- _WHAT TO PRODUCE_
Pull out every line below holding the word "Sponsor".
::: DATA PROVIDED :::
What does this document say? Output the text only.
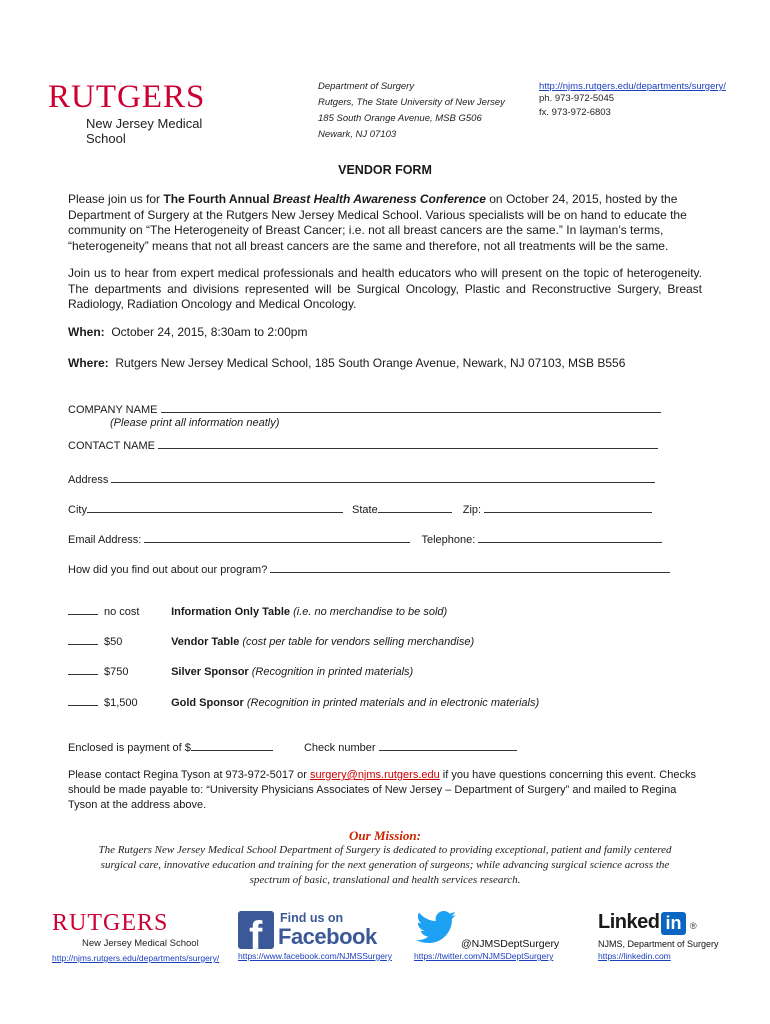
RUTGERS
New Jersey Medical School
Department of Surgery
Rutgers, The State University of New Jersey
185 South Orange Avenue, MSB G506
Newark, NJ 07103
http://njms.rutgers.edu/departments/surgery/
ph. 973-972-5045
fx. 973-972-6803
VENDOR FORM
Please join us for The Fourth Annual Breast Health Awareness Conference on October 24, 2015, hosted by the Department of Surgery at the Rutgers New Jersey Medical School. Various specialists will be on hand to educate the community on “The Heterogeneity of Breast Cancer; i.e. not all breast cancers are the same.” In layman’s terms, “heterogeneity” means that not all breast cancers are the same and therefore, not all treatments will be the same.
Join us to hear from expert medical professionals and health educators who will present on the topic of heterogeneity. The departments and divisions represented will be Surgical Oncology, Plastic and Reconstructive Surgery, Breast Radiology, Radiation Oncology and Medical Oncology.
When: October 24, 2015, 8:30am to 2:00pm
Where: Rutgers New Jersey Medical School, 185 South Orange Avenue, Newark, NJ 07103, MSB B556
COMPANY NAME
(Please print all information neatly)
CONTACT NAME
Address
City	State	Zip:
Email Address:	Telephone:
How did you find out about our program?
no cost	Information Only Table (i.e. no merchandise to be sold)
$50	Vendor Table (cost per table for vendors selling merchandise)
$750	Silver Sponsor (Recognition in printed materials)
$1,500	Gold Sponsor (Recognition in printed materials and in electronic materials)
Enclosed is payment of $	Check number
Please contact Regina Tyson at 973-972-5017 or surgery@njms.rutgers.edu if you have questions concerning this event. Checks should be made payable to: “University Physicians Associates of New Jersey – Department of Surgery” and mailed to Regina Tyson at the address above.
Our Mission:
The Rutgers New Jersey Medical School Department of Surgery is dedicated to providing exceptional, patient and family centered surgical care, innovative education and training for the next generation of surgeons; while advancing surgical science across the spectrum of basic, translational and health services research.
RUTGERS
New Jersey Medical School
http://njms.rutgers.edu/departments/surgery/ f Find us on
Facebook
https://www.facebook.com/NJMSSurgery
@NJMSDeptSurgery
https://twitter.com/NJMSDeptSurgery
Linked in ®
NJMS, Department of Surgery
https://linkedin.com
:::
- _RESULT BELOW_
$750	Silver Sponsor (Recognition in printed materials)
$1,500	Gold Sponsor (Recognition in printed materials and in electronic materials)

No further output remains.